# Source document
--- Begin ---

Class Action Lawsuit on Behalf of Investors in Behringer Harvard REIT Filed By Securities Lawyers

Securities lawyers have filed a class action lawsuit against Behringer Harvard REIT (“BH REIT”) and other parties alleging among other things, violations of federal securities laws, breach of fiduciary duty, unjust enrichment and negligence in federal court in the Northern District of Texas.  The alleges , multiple classes including:

  • “all persons who purchased or otherwise acquired shares in BH REIT from February 19, 2003 to the present (the “Class”). Excluded from the Class are Defendants and any person, firm, trust, corporation, or other entity related to or affiliated with any Defendant;”
  • “all persons who were entitled to tender their shares pursuant to the Tender Offer Statement on Schedule TO under Section 14(d)(1) or 13(e)(1) of the Exchange Act, filed with the SEC by CMG on August 23, 2011 and February 23, 2012 (the ‘CMG Tender Offers’), and who suffered harm as a result of the Director Defendants’ action and violations of Section 14(e) of the Exchange Act for issuing materially false and misleading Schedule 14D-9 Solicitation/Recommendation Statements on September 7, 2011 and February 24, 2012 (the ‘Tender Class’);” and
  • “And all persons who were BH REIT shareholders of record as of April 1, 2011 and were entitled to vote on the Schedule 14A filed with the SEC on April 1, 2011, and their heirs, successors, and assigns who suffered harm as a result of the Director Defendants actions and violations of Section 14(a) of the Exchange Act for materially false and misleading Proxy (‘Proxy Class’).”

Hohenstein v. Behringer Harvard REIT I, Inc., et al., Cas No. 12-CV-3772-G (N.D. Texas).  The deadline for lead plaintiff applications is November 17, 2012.

--- End ---

[Annotated element entries]
--- Begin ---

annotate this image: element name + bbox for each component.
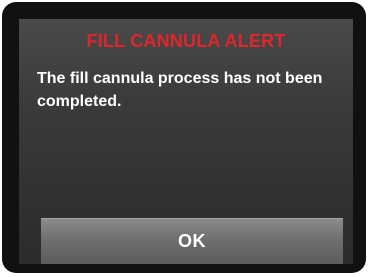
- ok-button[interactable]: OK: [41, 218, 343, 264]
- alert-screen: FILL CANNULA ALERT The fill cannula proc…: [19, 19, 353, 264]
- alert-title: FILL CANNULA ALERT: [86, 31, 286, 51]
- ok-button-label: OK: [178, 231, 206, 251]
- device-frame: FILL CANNULA ALERT The fill cannula proc…: [2, 2, 366, 273]
- alert-message: The fill cannula process has not been co…: [37, 70, 323, 110]
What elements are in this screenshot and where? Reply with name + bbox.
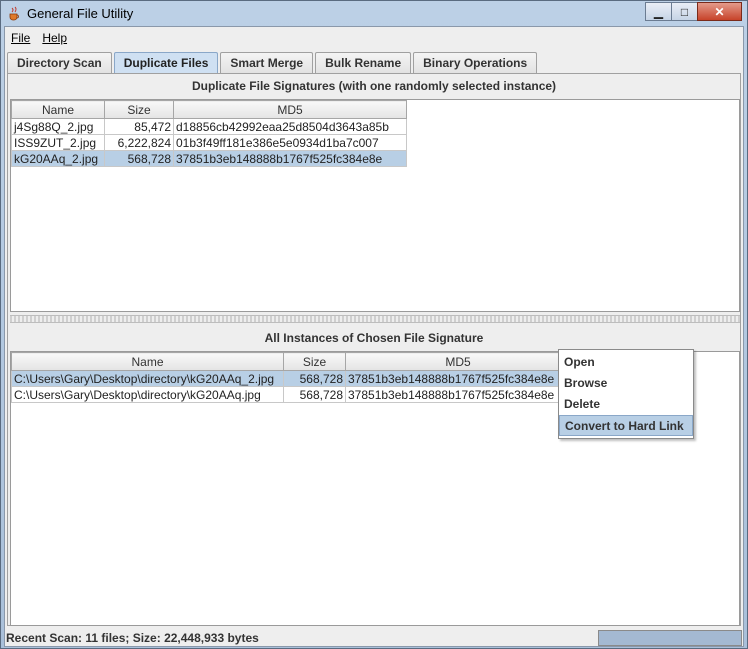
cell-name: ISS9ZUT_2.jpg: [11, 134, 105, 151]
close-button[interactable]: ✕: [697, 2, 742, 21]
app-window: General File Utility ▁ □ ✕ File Help Dir…: [0, 0, 748, 649]
cell-md5: 01b3f49ff181e386e5e0934d1ba7c007: [173, 134, 407, 151]
cell-size: 6,222,824: [104, 134, 174, 151]
instances-header-row: Name Size MD5: [11, 352, 571, 371]
cell-name: j4Sg88Q_2.jpg: [11, 118, 105, 135]
window-title: General File Utility: [27, 6, 134, 21]
instances-table: Name Size MD5 C:\Users\Gary\Desktop\dire…: [11, 352, 571, 403]
signatures-header-row: Name Size MD5: [11, 100, 407, 119]
maximize-button[interactable]: □: [671, 2, 698, 21]
context-menu-open[interactable]: Open: [559, 352, 693, 373]
cell-size: 568,728: [283, 386, 346, 403]
status-text: Recent Scan: 11 files; Size: 22,448,933 …: [6, 631, 259, 645]
table-row-selected[interactable]: C:\Users\Gary\Desktop\directory\kG20AAq_…: [11, 370, 571, 387]
context-menu-convert-hard-link[interactable]: Convert to Hard Link: [559, 415, 693, 436]
signatures-table: Name Size MD5 j4Sg88Q_2.jpg 85,472 d1885…: [11, 100, 407, 167]
menu-file[interactable]: File: [5, 31, 36, 45]
split-pane-divider[interactable]: [10, 315, 740, 323]
cell-size: 568,728: [104, 150, 174, 167]
column-header-name[interactable]: Name: [11, 352, 284, 371]
tab-binary-operations[interactable]: Binary Operations: [413, 52, 538, 73]
status-bar: Recent Scan: 11 files; Size: 22,448,933 …: [5, 630, 743, 646]
cell-md5: 37851b3eb148888b1767f525fc384e8e: [173, 150, 407, 167]
column-header-md5[interactable]: MD5: [345, 352, 571, 371]
progress-fill: [599, 631, 741, 645]
minimize-button[interactable]: ▁: [645, 2, 672, 21]
menu-file-label: File: [11, 31, 31, 45]
menu-bar: File Help: [5, 27, 743, 49]
cell-size: 85,472: [104, 118, 174, 135]
column-header-name[interactable]: Name: [11, 100, 105, 119]
client-area: File Help Directory Scan Duplicate Files…: [4, 26, 744, 647]
table-row-selected[interactable]: kG20AAq_2.jpg 568,728 37851b3eb148888b17…: [11, 150, 407, 167]
cell-path: C:\Users\Gary\Desktop\directory\kG20AAq_…: [11, 370, 284, 387]
table-row[interactable]: ISS9ZUT_2.jpg 6,222,824 01b3f49ff181e386…: [11, 134, 407, 151]
tab-strip: Directory Scan Duplicate Files Smart Mer…: [7, 52, 539, 73]
tab-directory-scan[interactable]: Directory Scan: [7, 52, 112, 73]
cell-md5: 37851b3eb148888b1767f525fc384e8e: [345, 386, 571, 403]
table-row[interactable]: C:\Users\Gary\Desktop\directory\kG20AAq.…: [11, 386, 571, 403]
menu-help[interactable]: Help: [36, 31, 73, 45]
menu-help-label: Help: [42, 31, 68, 45]
signatures-title: Duplicate File Signatures (with one rand…: [191, 79, 557, 93]
cell-name: kG20AAq_2.jpg: [11, 150, 105, 167]
context-menu-browse[interactable]: Browse: [559, 373, 693, 394]
cell-size: 568,728: [283, 370, 346, 387]
instances-title: All Instances of Chosen File Signature: [264, 331, 484, 345]
context-menu: Open Browse Delete Convert to Hard Link: [558, 349, 694, 439]
cell-md5: d18856cb42992eaa25d8504d3643a85b: [173, 118, 407, 135]
cell-path: C:\Users\Gary\Desktop\directory\kG20AAq.…: [11, 386, 284, 403]
cell-md5: 37851b3eb148888b1767f525fc384e8e: [345, 370, 571, 387]
title-bar[interactable]: General File Utility ▁ □ ✕: [1, 1, 747, 26]
signatures-table-area: Name Size MD5 j4Sg88Q_2.jpg 85,472 d1885…: [10, 99, 740, 312]
window-controls: ▁ □ ✕: [645, 2, 742, 21]
tab-smart-merge[interactable]: Smart Merge: [220, 52, 314, 73]
context-menu-delete[interactable]: Delete: [559, 394, 693, 415]
java-cup-icon: [9, 6, 19, 21]
table-row[interactable]: j4Sg88Q_2.jpg 85,472 d18856cb42992eaa25d…: [11, 118, 407, 135]
tab-duplicate-files[interactable]: Duplicate Files: [113, 52, 219, 73]
column-header-size[interactable]: Size: [104, 100, 174, 119]
column-header-md5[interactable]: MD5: [173, 100, 407, 119]
tab-bulk-rename[interactable]: Bulk Rename: [315, 52, 412, 73]
column-header-size[interactable]: Size: [283, 352, 346, 371]
scan-progress-bar: [598, 630, 742, 646]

--- End ---

# Task A
Copy the lines of the records verbatim, beginning at the line that contains "- ok-button[interactable]: OK: [41, 218, 343, 264]" and stopping after the line that contains "What elements are".
# Task B
Proceed with the text on the class action lawsuit against Behringer Harvard REIT, picking up after its final sentence.

# Output A
- ok-button[interactable]: OK: [41, 218, 343, 264]
- alert-screen: FILL CANNULA ALERT The fill cannula proc…: [19, 19, 353, 264]
- alert-title: FILL CANNULA ALERT: [86, 31, 286, 51]
- ok-button-label: OK: [178, 231, 206, 251]
- device-frame: FILL CANNULA ALERT The fill cannula proc…: [2, 2, 366, 273]
- alert-message: The fill cannula process has not been co…: [37, 70, 323, 110]
What elements are in this screenshot and where? Reply with name + bbox.

# Output B
In addition to the class action, stock brokers and brokerage firms have been hit with claims by investors who purchased shares in Behringer Harvard REIT based upon the broker’s recommendation.  REITs have special risks which must be explained to investors.  Further, brokers have a duty to ensure that such investment are suitable to their clients needs.

In a recent speech on September 27, 2012, FINRA’s Executive Vice President, Member Regulation Sales Practice noted problems that had been discovered concerning non-traded REITS:

FINRA examiners have found in some cases that investors in REITs have been confused about the product’s features, fees and liquidity. Investors who are attracted to the product are often interested in high initial distribution rates as well as the possibility of a gain upon liquidation of the REIT. Brokers must ensure that investors understand there is no guarantee the distributions will continue in the same amount, or at all, and that distributions may exceed cash flow from operations.


During 2011 and 2012, FINRA examiners have been conducting examinations of numerous retail sellers of non-traded REITs. In several instances, FINRA examiners have found that firms selling these products failed to conduct reasonable diligence before selling a product, and failed to make a determination that the product was suitable for investors. FINRA examiners have noted that—in the instances of REITs that have experienced financial difficulties—red flags existed and should have been considered by firms prior to the product being offered to firm clients.

(Emphasis added).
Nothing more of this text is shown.